### [Objective]
Quote the records that follow in full and exactly; leave out the pictures.

### [Source records]
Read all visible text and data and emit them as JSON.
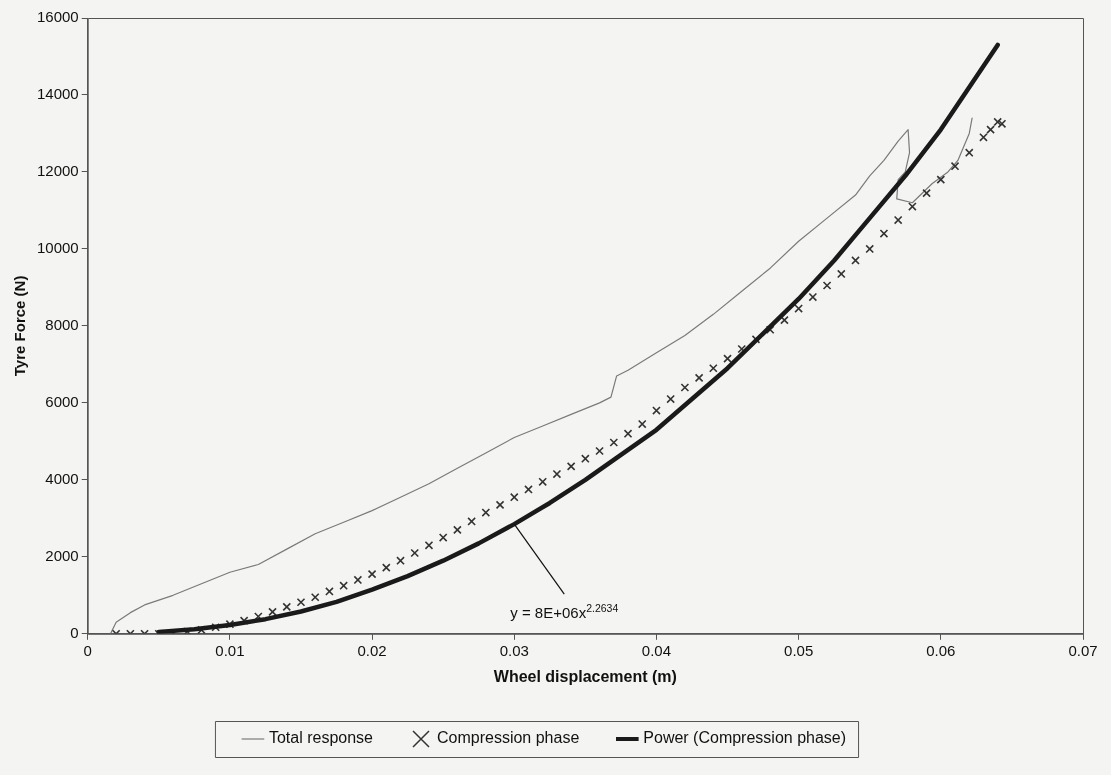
{
  "chart_data": {
    "type": "line",
    "xlabel": "Wheel displacement (m)",
    "ylabel": "Tyre Force (N)",
    "xlim": [
      0,
      0.07
    ],
    "xticks": [
      0,
      0.01,
      0.02,
      0.03,
      0.04,
      0.05,
      0.06,
      0.07
    ],
    "ylim": [
      0,
      16000
    ],
    "yticks": [
      0,
      2000,
      4000,
      6000,
      8000,
      10000,
      12000,
      14000,
      16000
    ],
    "legend": "bottom",
    "annotations": [
      {
        "text": "y = 8E+06x$^{2.2634}$",
        "x": 0.03,
        "y": 2850
      }
    ],
    "series": [
      {
        "name": "Total response",
        "color": "#7a7a7a",
        "marker": "none",
        "x": [
          0.0016,
          0.002,
          0.003,
          0.004,
          0.006,
          0.008,
          0.01,
          0.012,
          0.014,
          0.016,
          0.018,
          0.02,
          0.022,
          0.024,
          0.026,
          0.028,
          0.03,
          0.032,
          0.034,
          0.036,
          0.0368,
          0.0372,
          0.038,
          0.04,
          0.042,
          0.044,
          0.046,
          0.048,
          0.05,
          0.052,
          0.054,
          0.055,
          0.056,
          0.057,
          0.0577,
          0.0578,
          0.0575,
          0.057,
          0.0569,
          0.058,
          0.0594,
          0.0605,
          0.0612,
          0.062,
          0.0622
        ],
        "values": [
          0,
          300,
          550,
          750,
          1000,
          1300,
          1600,
          1800,
          2200,
          2600,
          2900,
          3200,
          3550,
          3900,
          4300,
          4700,
          5100,
          5400,
          5700,
          6000,
          6150,
          6700,
          6850,
          7300,
          7750,
          8300,
          8900,
          9500,
          10200,
          10800,
          11400,
          11900,
          12300,
          12800,
          13100,
          12500,
          12000,
          11800,
          11300,
          11200,
          11700,
          12000,
          12300,
          13000,
          13400
        ]
      },
      {
        "name": "Compression phase",
        "type": "scatter",
        "color": "#333333",
        "marker": "cross",
        "x": [
          0.002,
          0.003,
          0.004,
          0.005,
          0.006,
          0.007,
          0.008,
          0.009,
          0.01,
          0.011,
          0.012,
          0.013,
          0.014,
          0.015,
          0.016,
          0.017,
          0.018,
          0.019,
          0.02,
          0.021,
          0.022,
          0.023,
          0.024,
          0.025,
          0.026,
          0.027,
          0.028,
          0.029,
          0.03,
          0.031,
          0.032,
          0.033,
          0.034,
          0.035,
          0.036,
          0.037,
          0.038,
          0.039,
          0.04,
          0.041,
          0.042,
          0.043,
          0.044,
          0.045,
          0.046,
          0.047,
          0.048,
          0.049,
          0.05,
          0.051,
          0.052,
          0.053,
          0.054,
          0.055,
          0.056,
          0.057,
          0.058,
          0.059,
          0.06,
          0.061,
          0.062,
          0.063,
          0.0635,
          0.064,
          0.0643
        ],
        "values": [
          0,
          0,
          0,
          0,
          20,
          60,
          100,
          170,
          250,
          340,
          450,
          570,
          700,
          820,
          950,
          1100,
          1250,
          1400,
          1550,
          1720,
          1900,
          2100,
          2300,
          2500,
          2700,
          2920,
          3150,
          3350,
          3550,
          3750,
          3950,
          4150,
          4350,
          4550,
          4750,
          4970,
          5200,
          5450,
          5800,
          6100,
          6400,
          6650,
          6900,
          7150,
          7400,
          7650,
          7900,
          8150,
          8450,
          8750,
          9050,
          9350,
          9700,
          10000,
          10400,
          10750,
          11100,
          11450,
          11800,
          12150,
          12500,
          12900,
          13100,
          13300,
          13250
        ]
      },
      {
        "name": "Power (Compression phase)",
        "color": "#1a1a1a",
        "marker": "none",
        "x": [
          0.005,
          0.0075,
          0.01,
          0.0125,
          0.015,
          0.0175,
          0.02,
          0.0225,
          0.025,
          0.0275,
          0.03,
          0.0325,
          0.035,
          0.0375,
          0.04,
          0.0425,
          0.045,
          0.0475,
          0.05,
          0.0525,
          0.055,
          0.0575,
          0.06,
          0.062,
          0.064
        ],
        "values": [
          50,
          120,
          230,
          380,
          580,
          830,
          1150,
          1500,
          1900,
          2350,
          2850,
          3400,
          4000,
          4650,
          5300,
          6100,
          6900,
          7800,
          8700,
          9700,
          10800,
          11900,
          13100,
          14200,
          15300
        ]
      }
    ]
  }
}
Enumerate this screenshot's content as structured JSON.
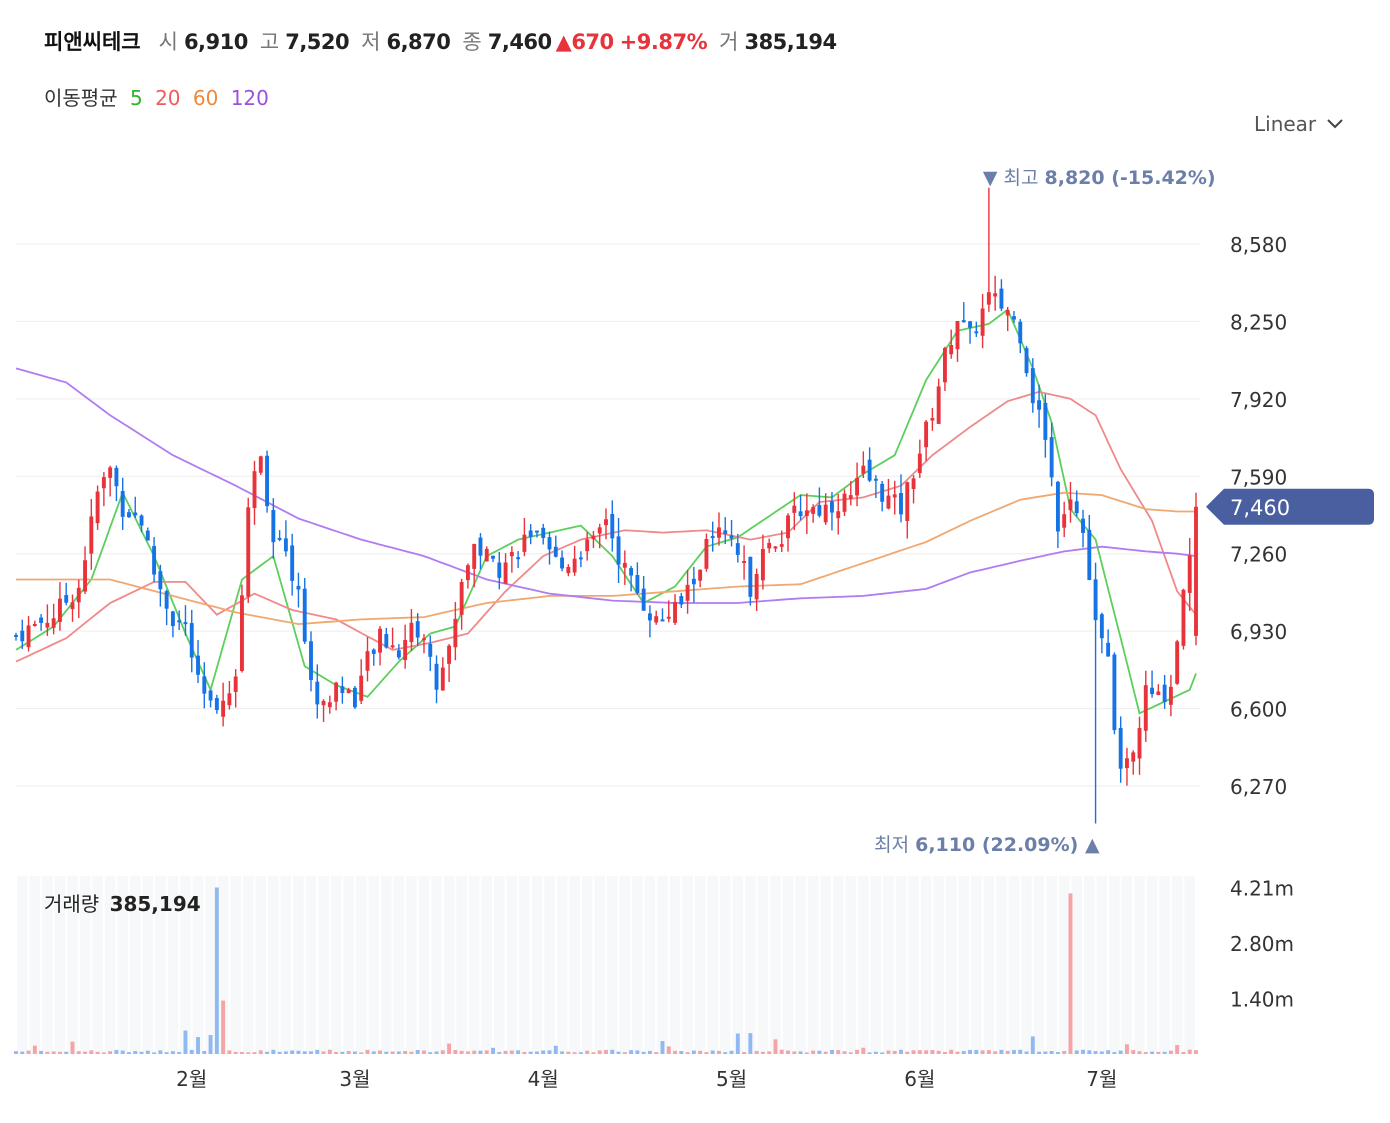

### [Response to this exercise]
Read all visible text and data and emit them as JSON.
{
  "chart_data": {
    "type": "line",
    "xlabel": "Wheel displacement (m)",
    "ylabel": "Tyre Force (N)",
    "xlim": [
      0,
      0.07
    ],
    "xticks": [
      0,
      0.01,
      0.02,
      0.03,
      0.04,
      0.05,
      0.06,
      0.07
    ],
    "ylim": [
      0,
      16000
    ],
    "yticks": [
      0,
      2000,
      4000,
      6000,
      8000,
      10000,
      12000,
      14000,
      16000
    ],
    "legend": "bottom",
    "annotations": [
      {
        "text": "y = 8E+06x$^{2.2634}$",
        "x": 0.03,
        "y": 2850
      }
    ],
    "series": [
      {
        "name": "Total response",
        "color": "#7a7a7a",
        "marker": "none",
        "x": [
          0.0016,
          0.002,
          0.003,
          0.004,
          0.006,
          0.008,
          0.01,
          0.012,
          0.014,
          0.016,
          0.018,
          0.02,
          0.022,
          0.024,
          0.026,
          0.028,
          0.03,
          0.032,
          0.034,
          0.036,
          0.0368,
          0.0372,
          0.038,
          0.04,
          0.042,
          0.044,
          0.046,
          0.048,
          0.05,
          0.052,
          0.054,
          0.055,
          0.056,
          0.057,
          0.0577,
          0.0578,
          0.0575,
          0.057,
          0.0569,
          0.058,
          0.0594,
          0.0605,
          0.0612,
          0.062,
          0.0622
        ],
        "values": [
          0,
          300,
          550,
          750,
          1000,
          1300,
          1600,
          1800,
          2200,
          2600,
          2900,
          3200,
          3550,
          3900,
          4300,
          4700,
          5100,
          5400,
          5700,
          6000,
          6150,
          6700,
          6850,
          7300,
          7750,
          8300,
          8900,
          9500,
          10200,
          10800,
          11400,
          11900,
          12300,
          12800,
          13100,
          12500,
          12000,
          11800,
          11300,
          11200,
          11700,
          12000,
          12300,
          13000,
          13400
        ]
      },
      {
        "name": "Compression phase",
        "type": "scatter",
        "color": "#333333",
        "marker": "cross",
        "x": [
          0.002,
          0.003,
          0.004,
          0.005,
          0.006,
          0.007,
          0.008,
          0.009,
          0.01,
          0.011,
          0.012,
          0.013,
          0.014,
          0.015,
          0.016,
          0.017,
          0.018,
          0.019,
          0.02,
          0.021,
          0.022,
          0.023,
          0.024,
          0.025,
          0.026,
          0.027,
          0.028,
          0.029,
          0.03,
          0.031,
          0.032,
          0.033,
          0.034,
          0.035,
          0.036,
          0.037,
          0.038,
          0.039,
          0.04,
          0.041,
          0.042,
          0.043,
          0.044,
          0.045,
          0.046,
          0.047,
          0.048,
          0.049,
          0.05,
          0.051,
          0.052,
          0.053,
          0.054,
          0.055,
          0.056,
          0.057,
          0.058,
          0.059,
          0.06,
          0.061,
          0.062,
          0.063,
          0.0635,
          0.064,
          0.0643
        ],
        "values": [
          0,
          0,
          0,
          0,
          20,
          60,
          100,
          170,
          250,
          340,
          450,
          570,
          700,
          820,
          950,
          1100,
          1250,
          1400,
          1550,
          1720,
          1900,
          2100,
          2300,
          2500,
          2700,
          2920,
          3150,
          3350,
          3550,
          3750,
          3950,
          4150,
          4350,
          4550,
          4750,
          4970,
          5200,
          5450,
          5800,
          6100,
          6400,
          6650,
          6900,
          7150,
          7400,
          7650,
          7900,
          8150,
          8450,
          8750,
          9050,
          9350,
          9700,
          10000,
          10400,
          10750,
          11100,
          11450,
          11800,
          12150,
          12500,
          12900,
          13100,
          13300,
          13250
        ]
      },
      {
        "name": "Power (Compression phase)",
        "color": "#1a1a1a",
        "marker": "none",
        "x": [
          0.005,
          0.0075,
          0.01,
          0.0125,
          0.015,
          0.0175,
          0.02,
          0.0225,
          0.025,
          0.0275,
          0.03,
          0.0325,
          0.035,
          0.0375,
          0.04,
          0.0425,
          0.045,
          0.0475,
          0.05,
          0.0525,
          0.055,
          0.0575,
          0.06,
          0.062,
          0.064
        ],
        "values": [
          50,
          120,
          230,
          380,
          580,
          830,
          1150,
          1500,
          1900,
          2350,
          2850,
          3400,
          4000,
          4650,
          5300,
          6100,
          6900,
          7800,
          8700,
          9700,
          10800,
          11900,
          13100,
          14200,
          15300
        ]
      }
    ]
  }
}
Enumerate this screenshot's content as structured JSON.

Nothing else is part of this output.